• [PROBLEM STATEMENT]: Restate the records below word for word, and omit the images they hold.

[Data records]
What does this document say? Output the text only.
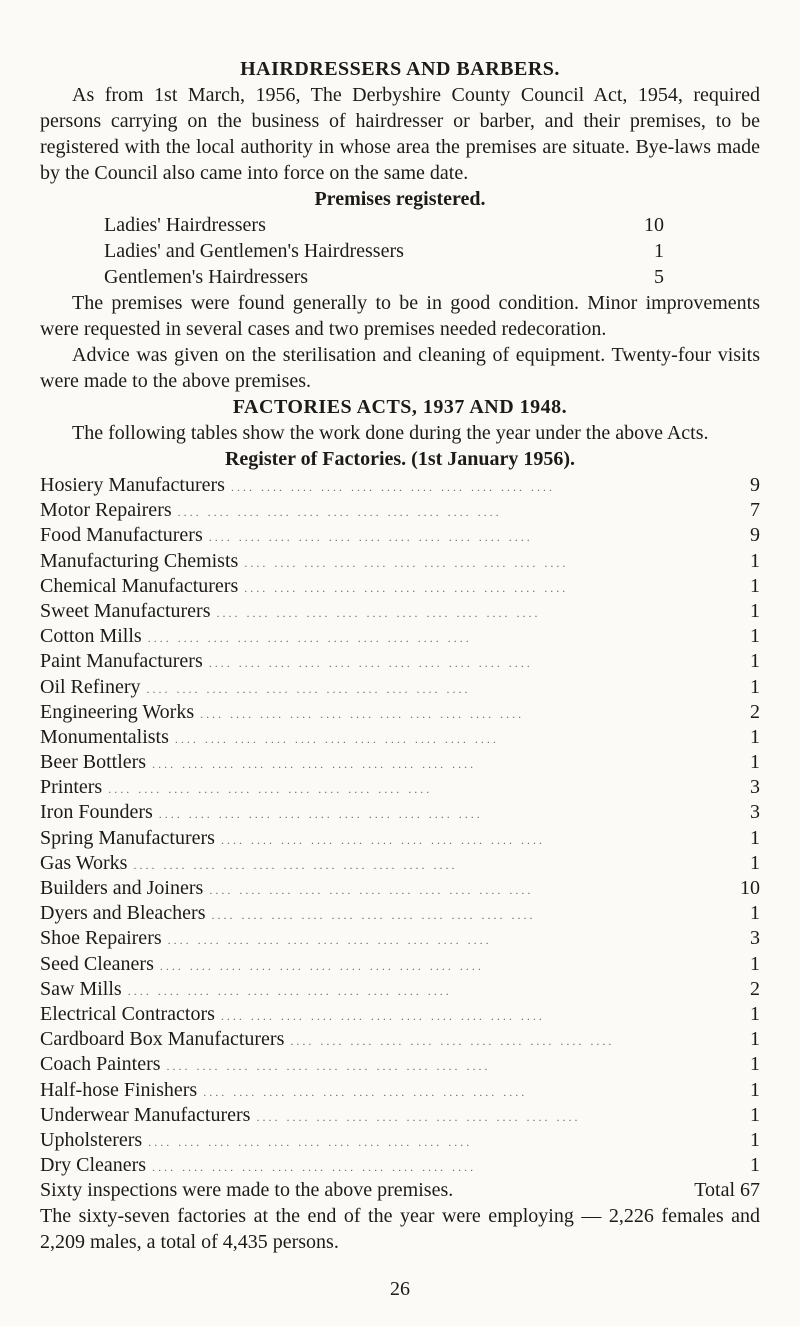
HAIRDRESSERS AND BARBERS.

As from 1st March, 1956, The Derbyshire County Council Act, 1954, required persons carrying on the business of hairdresser or barber, and their premises, to be registered with the local authority in whose area the premises are situate. Bye-laws made by the Council also came into force on the same date.

Premises registered.
Ladies' Hairdressers	10
Ladies' and Gentlemen's Hairdressers	1
Gentlemen's Hairdressers	5

The premises were found generally to be in good condition. Minor improvements were requested in several cases and two premises needed redecoration.

Advice was given on the sterilisation and cleaning of equipment. Twenty-four visits were made to the above premises.

FACTORIES ACTS, 1937 AND 1948.

The following tables show the work done during the year under the above Acts.

Register of Factories. (1st January 1956).
Hosiery Manufacturers .... .... .... .... .... .... .... .... .... .... ....	9
Motor Repairers .... .... .... .... .... .... .... .... .... .... ....	7
Food Manufacturers .... .... .... .... .... .... .... .... .... .... ....	9
Manufacturing Chemists .... .... .... .... .... .... .... .... .... .... ....	1
Chemical Manufacturers .... .... .... .... .... .... .... .... .... .... ....	1
Sweet Manufacturers .... .... .... .... .... .... .... .... .... .... ....	1
Cotton Mills .... .... .... .... .... .... .... .... .... .... ....	1
Paint Manufacturers .... .... .... .... .... .... .... .... .... .... ....	1
Oil Refinery .... .... .... .... .... .... .... .... .... .... ....	1
Engineering Works .... .... .... .... .... .... .... .... .... .... ....	2
Monumentalists .... .... .... .... .... .... .... .... .... .... ....	1
Beer Bottlers .... .... .... .... .... .... .... .... .... .... ....	1
Printers .... .... .... .... .... .... .... .... .... .... ....	3
Iron Founders .... .... .... .... .... .... .... .... .... .... ....	3
Spring Manufacturers .... .... .... .... .... .... .... .... .... .... ....	1
Gas Works .... .... .... .... .... .... .... .... .... .... ....	1
Builders and Joiners .... .... .... .... .... .... .... .... .... .... ....	10
Dyers and Bleachers .... .... .... .... .... .... .... .... .... .... ....	1
Shoe Repairers .... .... .... .... .... .... .... .... .... .... ....	3
Seed Cleaners .... .... .... .... .... .... .... .... .... .... ....	1
Saw Mills .... .... .... .... .... .... .... .... .... .... ....	2
Electrical Contractors .... .... .... .... .... .... .... .... .... .... ....	1
Cardboard Box Manufacturers .... .... .... .... .... .... .... .... .... .... ....	1
Coach Painters .... .... .... .... .... .... .... .... .... .... ....	1
Half-hose Finishers .... .... .... .... .... .... .... .... .... .... ....	1
Underwear Manufacturers .... .... .... .... .... .... .... .... .... .... ....	1
Upholsterers .... .... .... .... .... .... .... .... .... .... ....	1
Dry Cleaners .... .... .... .... .... .... .... .... .... .... ....	1
Sixty inspections were made to the above premises.	Total 67

The sixty-seven factories at the end of the year were employing — 2,226 females and 2,209 males, a total of 4,435 persons.

26
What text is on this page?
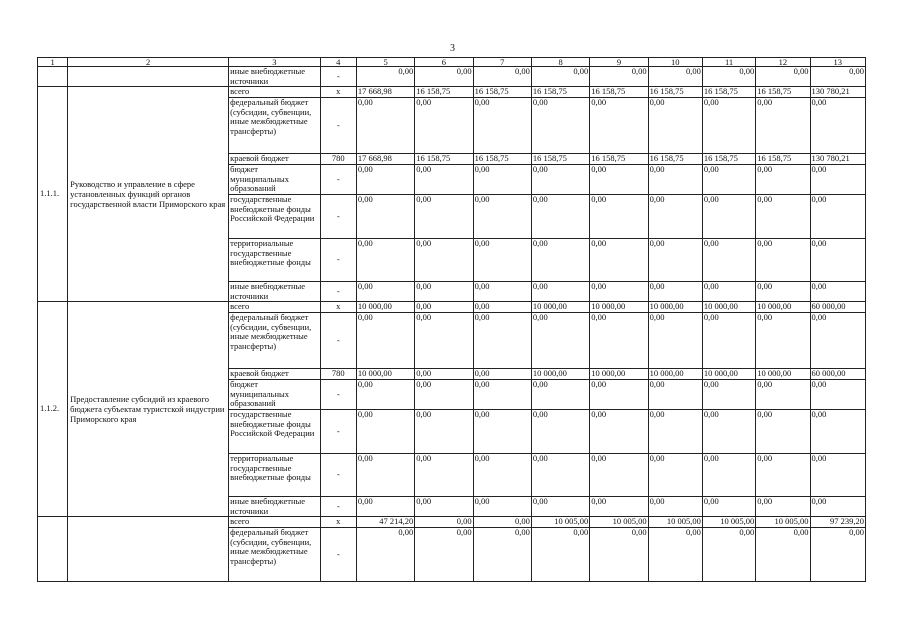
3
1	2	3	4	5	6	7	8	9	10	11	12	13
		иные внебюджетные источники	-	0,00	0,00	0,00	0,00	0,00	0,00	0,00	0,00	0,00
1.1.1.	Руководство и управление в сфере установленных функций органов государственной власти Приморского края	всего	х	17 668,98	16 158,75	16 158,75	16 158,75	16 158,75	16 158,75	16 158,75	16 158,75	130 780,21
		федеральный бюджет (субсидии, субвенции, иные межбюджетные трансферты)	-	0,00	0,00	0,00	0,00	0,00	0,00	0,00	0,00	0,00
		краевой бюджет	780	17 668,98	16 158,75	16 158,75	16 158,75	16 158,75	16 158,75	16 158,75	16 158,75	130 780,21
		бюджет муниципальных образований	-	0,00	0,00	0,00	0,00	0,00	0,00	0,00	0,00	0,00
		государственные внебюджетные фонды Российской Федерации	-	0,00	0,00	0,00	0,00	0,00	0,00	0,00	0,00	0,00
		территориальные государственные внебюджетные фонды	-	0,00	0,00	0,00	0,00	0,00	0,00	0,00	0,00	0,00
		иные внебюджетные источники	-	0,00	0,00	0,00	0,00	0,00	0,00	0,00	0,00	0,00
1.1.2.	Предоставление субсидий из краевого бюджета субъектам туристской индустрии Приморского края	всего	х	10 000,00	0,00	0,00	10 000,00	10 000,00	10 000,00	10 000,00	10 000,00	60 000,00
		федеральный бюджет (субсидии, субвенции, иные межбюджетные трансферты)	-	0,00	0,00	0,00	0,00	0,00	0,00	0,00	0,00	0,00
		краевой бюджет	780	10 000,00	0,00	0,00	10 000,00	10 000,00	10 000,00	10 000,00	10 000,00	60 000,00
		бюджет муниципальных образований	-	0,00	0,00	0,00	0,00	0,00	0,00	0,00	0,00	0,00
		государственные внебюджетные фонды Российской Федерации	-	0,00	0,00	0,00	0,00	0,00	0,00	0,00	0,00	0,00
		территориальные государственные внебюджетные фонды	-	0,00	0,00	0,00	0,00	0,00	0,00	0,00	0,00	0,00
		иные внебюджетные источники	-	0,00	0,00	0,00	0,00	0,00	0,00	0,00	0,00	0,00
		всего	х	47 214,20	0,00	0,00	10 005,00	10 005,00	10 005,00	10 005,00	10 005,00	97 239,20
		федеральный бюджет (субсидии, субвенции, иные межбюджетные трансферты)	-	0,00	0,00	0,00	0,00	0,00	0,00	0,00	0,00	0,00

• [FULL OUTPUT]:
What does this document say? Output the text only.
HAIRDRESSERS AND BARBERS.

As from 1st March, 1956, The Derbyshire County Council Act, 1954, required persons carrying on the business of hairdresser or barber, and their premises, to be registered with the local authority in whose area the premises are situate. Bye-laws made by the Council also came into force on the same date.

Premises registered.
Ladies' Hairdressers	10
Ladies' and Gentlemen's Hairdressers	1
Gentlemen's Hairdressers	5

The premises were found generally to be in good condition. Minor improvements were requested in several cases and two premises needed redecoration.

Advice was given on the sterilisation and cleaning of equipment. Twenty-four visits were made to the above premises.

FACTORIES ACTS, 1937 AND 1948.

The following tables show the work done during the year under the above Acts.

Register of Factories. (1st January 1956).
Hosiery Manufacturers .... .... .... .... .... .... .... .... .... .... ....	9
Motor Repairers .... .... .... .... .... .... .... .... .... .... ....	7
Food Manufacturers .... .... .... .... .... .... .... .... .... .... ....	9
Manufacturing Chemists .... .... .... .... .... .... .... .... .... .... ....	1
Chemical Manufacturers .... .... .... .... .... .... .... .... .... .... ....	1
Sweet Manufacturers .... .... .... .... .... .... .... .... .... .... ....	1
Cotton Mills .... .... .... .... .... .... .... .... .... .... ....	1
Paint Manufacturers .... .... .... .... .... .... .... .... .... .... ....	1
Oil Refinery .... .... .... .... .... .... .... .... .... .... ....	1
Engineering Works .... .... .... .... .... .... .... .... .... .... ....	2
Monumentalists .... .... .... .... .... .... .... .... .... .... ....	1
Beer Bottlers .... .... .... .... .... .... .... .... .... .... ....	1
Printers .... .... .... .... .... .... .... .... .... .... ....	3
Iron Founders .... .... .... .... .... .... .... .... .... .... ....	3
Spring Manufacturers .... .... .... .... .... .... .... .... .... .... ....	1
Gas Works .... .... .... .... .... .... .... .... .... .... ....	1
Builders and Joiners .... .... .... .... .... .... .... .... .... .... ....	10
Dyers and Bleachers .... .... .... .... .... .... .... .... .... .... ....	1
Shoe Repairers .... .... .... .... .... .... .... .... .... .... ....	3
Seed Cleaners .... .... .... .... .... .... .... .... .... .... ....	1
Saw Mills .... .... .... .... .... .... .... .... .... .... ....	2
Electrical Contractors .... .... .... .... .... .... .... .... .... .... ....	1
Cardboard Box Manufacturers .... .... .... .... .... .... .... .... .... .... ....	1
Coach Painters .... .... .... .... .... .... .... .... .... .... ....	1
Half-hose Finishers .... .... .... .... .... .... .... .... .... .... ....	1
Underwear Manufacturers .... .... .... .... .... .... .... .... .... .... ....	1
Upholsterers .... .... .... .... .... .... .... .... .... .... ....	1
Dry Cleaners .... .... .... .... .... .... .... .... .... .... ....	1
Sixty inspections were made to the above premises.	Total 67

The sixty-seven factories at the end of the year were employing — 2,226 females and 2,209 males, a total of 4,435 persons.

26
What text is on this page?
3
1	2	3	4	5	6	7	8	9	10	11	12	13
		иные внебюджетные источники	-	0,00	0,00	0,00	0,00	0,00	0,00	0,00	0,00	0,00
1.1.1.	Руководство и управление в сфере установленных функций органов государственной власти Приморского края	всего	х	17 668,98	16 158,75	16 158,75	16 158,75	16 158,75	16 158,75	16 158,75	16 158,75	130 780,21
		федеральный бюджет (субсидии, субвенции, иные межбюджетные трансферты)	-	0,00	0,00	0,00	0,00	0,00	0,00	0,00	0,00	0,00
		краевой бюджет	780	17 668,98	16 158,75	16 158,75	16 158,75	16 158,75	16 158,75	16 158,75	16 158,75	130 780,21
		бюджет муниципальных образований	-	0,00	0,00	0,00	0,00	0,00	0,00	0,00	0,00	0,00
		государственные внебюджетные фонды Российской Федерации	-	0,00	0,00	0,00	0,00	0,00	0,00	0,00	0,00	0,00
		территориальные государственные внебюджетные фонды	-	0,00	0,00	0,00	0,00	0,00	0,00	0,00	0,00	0,00
		иные внебюджетные источники	-	0,00	0,00	0,00	0,00	0,00	0,00	0,00	0,00	0,00
1.1.2.	Предоставление субсидий из краевого бюджета субъектам туристской индустрии Приморского края	всего	х	10 000,00	0,00	0,00	10 000,00	10 000,00	10 000,00	10 000,00	10 000,00	60 000,00
		федеральный бюджет (субсидии, субвенции, иные межбюджетные трансферты)	-	0,00	0,00	0,00	0,00	0,00	0,00	0,00	0,00	0,00
		краевой бюджет	780	10 000,00	0,00	0,00	10 000,00	10 000,00	10 000,00	10 000,00	10 000,00	60 000,00
		бюджет муниципальных образований	-	0,00	0,00	0,00	0,00	0,00	0,00	0,00	0,00	0,00
		государственные внебюджетные фонды Российской Федерации	-	0,00	0,00	0,00	0,00	0,00	0,00	0,00	0,00	0,00
		территориальные государственные внебюджетные фонды	-	0,00	0,00	0,00	0,00	0,00	0,00	0,00	0,00	0,00
		иные внебюджетные источники	-	0,00	0,00	0,00	0,00	0,00	0,00	0,00	0,00	0,00
		всего	х	47 214,20	0,00	0,00	10 005,00	10 005,00	10 005,00	10 005,00	10 005,00	97 239,20
		федеральный бюджет (субсидии, субвенции, иные межбюджетные трансферты)	-	0,00	0,00	0,00	0,00	0,00	0,00	0,00	0,00	0,00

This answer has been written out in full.